Stated task: Switch "watermark" to "overlay-text" in the part of the entries that opens with the line containing "bar-segment <box>252 282 268 324</box>" and closes with the line containing "bar-segment <box>355 155 371 163</box>". Give back only those lines, with everything else unchanged.

• • • • •

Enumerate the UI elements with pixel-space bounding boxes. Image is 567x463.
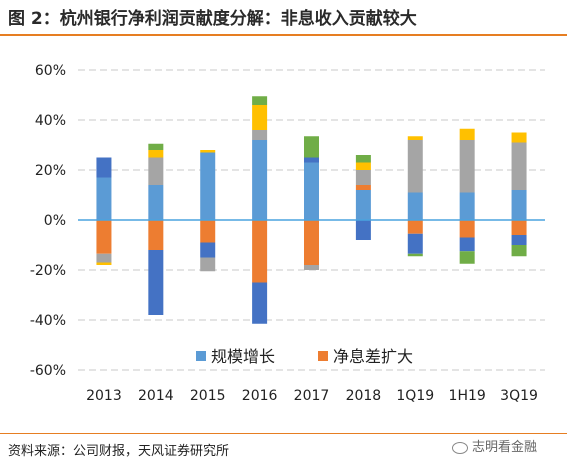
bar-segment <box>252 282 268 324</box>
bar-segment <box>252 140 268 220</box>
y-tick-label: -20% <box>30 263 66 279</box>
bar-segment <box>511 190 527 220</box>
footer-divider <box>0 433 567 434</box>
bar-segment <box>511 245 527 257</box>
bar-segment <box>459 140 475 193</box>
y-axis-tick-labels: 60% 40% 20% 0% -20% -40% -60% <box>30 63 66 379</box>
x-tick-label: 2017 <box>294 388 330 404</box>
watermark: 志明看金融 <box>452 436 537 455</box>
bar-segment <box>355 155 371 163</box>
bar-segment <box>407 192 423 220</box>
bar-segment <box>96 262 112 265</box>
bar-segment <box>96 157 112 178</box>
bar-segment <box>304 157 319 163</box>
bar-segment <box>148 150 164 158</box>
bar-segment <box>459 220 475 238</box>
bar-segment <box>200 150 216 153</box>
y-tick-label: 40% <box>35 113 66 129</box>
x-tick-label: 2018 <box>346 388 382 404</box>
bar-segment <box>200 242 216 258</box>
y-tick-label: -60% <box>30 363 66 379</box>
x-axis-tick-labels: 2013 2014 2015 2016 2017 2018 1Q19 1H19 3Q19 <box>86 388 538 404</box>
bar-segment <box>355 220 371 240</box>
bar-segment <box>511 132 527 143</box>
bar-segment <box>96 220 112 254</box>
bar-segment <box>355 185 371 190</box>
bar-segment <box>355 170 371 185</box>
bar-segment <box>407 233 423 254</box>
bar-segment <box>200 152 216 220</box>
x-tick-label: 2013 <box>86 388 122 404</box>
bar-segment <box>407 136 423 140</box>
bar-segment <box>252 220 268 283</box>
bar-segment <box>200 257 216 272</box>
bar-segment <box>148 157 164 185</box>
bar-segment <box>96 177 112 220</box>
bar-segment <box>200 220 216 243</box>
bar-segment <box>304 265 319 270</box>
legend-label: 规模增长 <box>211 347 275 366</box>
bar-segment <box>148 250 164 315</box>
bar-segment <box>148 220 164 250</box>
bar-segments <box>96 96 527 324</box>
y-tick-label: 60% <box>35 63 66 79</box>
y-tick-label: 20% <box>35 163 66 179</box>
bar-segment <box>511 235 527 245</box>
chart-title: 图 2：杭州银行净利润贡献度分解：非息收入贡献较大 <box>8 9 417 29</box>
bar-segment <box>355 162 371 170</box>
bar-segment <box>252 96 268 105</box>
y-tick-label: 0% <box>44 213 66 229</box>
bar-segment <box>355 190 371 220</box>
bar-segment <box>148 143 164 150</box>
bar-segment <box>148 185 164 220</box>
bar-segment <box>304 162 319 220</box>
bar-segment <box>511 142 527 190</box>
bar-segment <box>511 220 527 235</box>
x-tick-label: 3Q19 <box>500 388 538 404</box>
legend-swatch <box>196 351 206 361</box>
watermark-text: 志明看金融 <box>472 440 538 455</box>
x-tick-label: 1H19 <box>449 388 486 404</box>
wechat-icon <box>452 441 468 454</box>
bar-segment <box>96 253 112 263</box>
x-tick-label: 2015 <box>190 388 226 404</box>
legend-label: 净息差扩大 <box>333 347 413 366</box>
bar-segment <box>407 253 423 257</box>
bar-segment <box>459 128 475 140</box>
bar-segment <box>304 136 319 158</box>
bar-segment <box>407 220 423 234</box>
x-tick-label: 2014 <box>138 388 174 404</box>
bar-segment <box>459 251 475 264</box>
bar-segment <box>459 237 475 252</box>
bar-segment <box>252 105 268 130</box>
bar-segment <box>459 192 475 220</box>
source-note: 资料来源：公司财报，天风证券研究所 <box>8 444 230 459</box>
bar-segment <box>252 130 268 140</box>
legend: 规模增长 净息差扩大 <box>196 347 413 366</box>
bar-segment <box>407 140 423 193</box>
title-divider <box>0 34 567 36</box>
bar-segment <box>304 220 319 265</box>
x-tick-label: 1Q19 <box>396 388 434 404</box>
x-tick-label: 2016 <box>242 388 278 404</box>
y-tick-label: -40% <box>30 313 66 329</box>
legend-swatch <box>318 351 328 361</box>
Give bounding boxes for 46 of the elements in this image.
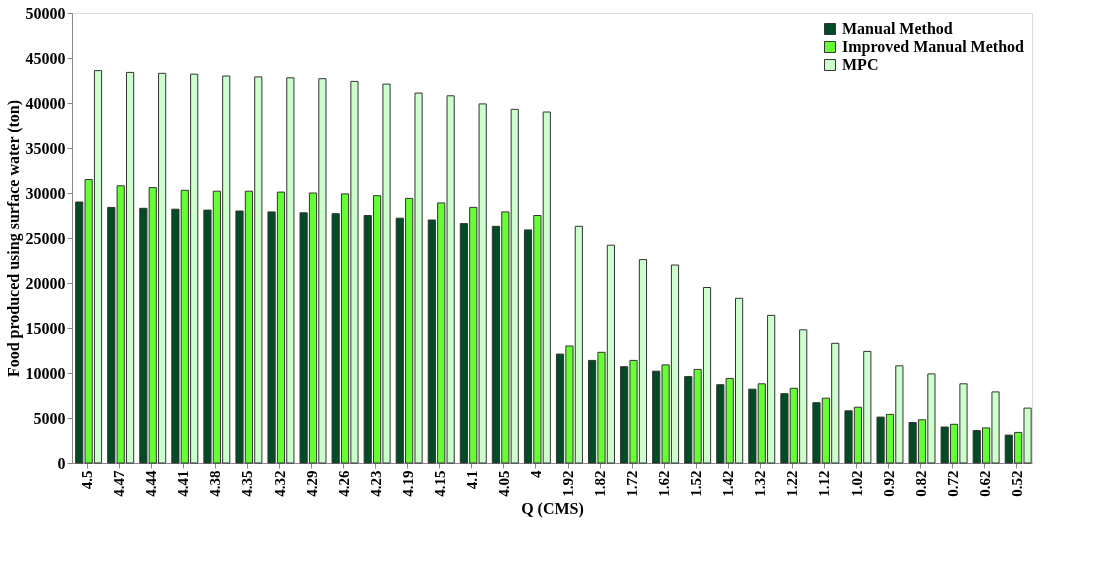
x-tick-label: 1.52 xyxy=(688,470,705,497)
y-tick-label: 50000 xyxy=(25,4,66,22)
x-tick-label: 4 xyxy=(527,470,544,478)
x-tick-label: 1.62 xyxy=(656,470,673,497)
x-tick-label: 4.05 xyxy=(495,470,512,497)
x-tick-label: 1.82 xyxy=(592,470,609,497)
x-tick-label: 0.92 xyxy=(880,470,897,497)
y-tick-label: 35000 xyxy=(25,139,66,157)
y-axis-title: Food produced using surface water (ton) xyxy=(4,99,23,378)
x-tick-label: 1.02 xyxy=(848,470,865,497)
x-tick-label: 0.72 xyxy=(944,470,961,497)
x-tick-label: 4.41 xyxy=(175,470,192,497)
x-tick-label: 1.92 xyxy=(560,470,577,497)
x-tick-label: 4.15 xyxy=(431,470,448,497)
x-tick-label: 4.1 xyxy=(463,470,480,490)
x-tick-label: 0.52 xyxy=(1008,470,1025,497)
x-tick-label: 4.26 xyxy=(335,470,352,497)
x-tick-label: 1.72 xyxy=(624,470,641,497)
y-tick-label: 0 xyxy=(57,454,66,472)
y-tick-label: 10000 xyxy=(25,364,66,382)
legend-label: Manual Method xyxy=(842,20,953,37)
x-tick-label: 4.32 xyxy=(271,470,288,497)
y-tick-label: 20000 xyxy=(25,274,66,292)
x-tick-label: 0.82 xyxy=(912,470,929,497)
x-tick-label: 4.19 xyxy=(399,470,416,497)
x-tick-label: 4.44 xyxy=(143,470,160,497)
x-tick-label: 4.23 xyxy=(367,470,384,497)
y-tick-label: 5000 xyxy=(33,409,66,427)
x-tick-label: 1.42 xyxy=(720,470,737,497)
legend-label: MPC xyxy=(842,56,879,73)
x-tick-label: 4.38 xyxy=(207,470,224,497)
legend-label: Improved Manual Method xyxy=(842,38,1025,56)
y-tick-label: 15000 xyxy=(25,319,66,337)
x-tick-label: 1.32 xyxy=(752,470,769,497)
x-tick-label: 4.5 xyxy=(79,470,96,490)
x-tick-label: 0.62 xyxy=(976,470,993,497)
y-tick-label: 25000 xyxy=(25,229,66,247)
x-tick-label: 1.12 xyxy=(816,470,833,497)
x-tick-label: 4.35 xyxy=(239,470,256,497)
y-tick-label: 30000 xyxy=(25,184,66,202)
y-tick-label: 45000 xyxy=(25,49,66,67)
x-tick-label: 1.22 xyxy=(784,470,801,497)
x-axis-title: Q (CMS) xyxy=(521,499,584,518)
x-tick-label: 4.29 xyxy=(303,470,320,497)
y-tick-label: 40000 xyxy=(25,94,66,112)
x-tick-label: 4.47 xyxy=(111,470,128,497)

• • • • •

Reply:
bar-segment <box>252 282 268 324</box>
bar-segment <box>252 140 268 220</box>
y-tick-label: -20% <box>30 263 66 279</box>
bar-segment <box>511 190 527 220</box>
footer-divider <box>0 433 567 434</box>
bar-segment <box>511 245 527 257</box>
bar-segment <box>459 140 475 193</box>
y-axis-tick-labels: 60% 40% 20% 0% -20% -40% -60% <box>30 63 66 379</box>
x-tick-label: 2017 <box>294 388 330 404</box>
overlay-text: 志明看金融 <box>452 436 537 455</box>
bar-segment <box>355 155 371 163</box>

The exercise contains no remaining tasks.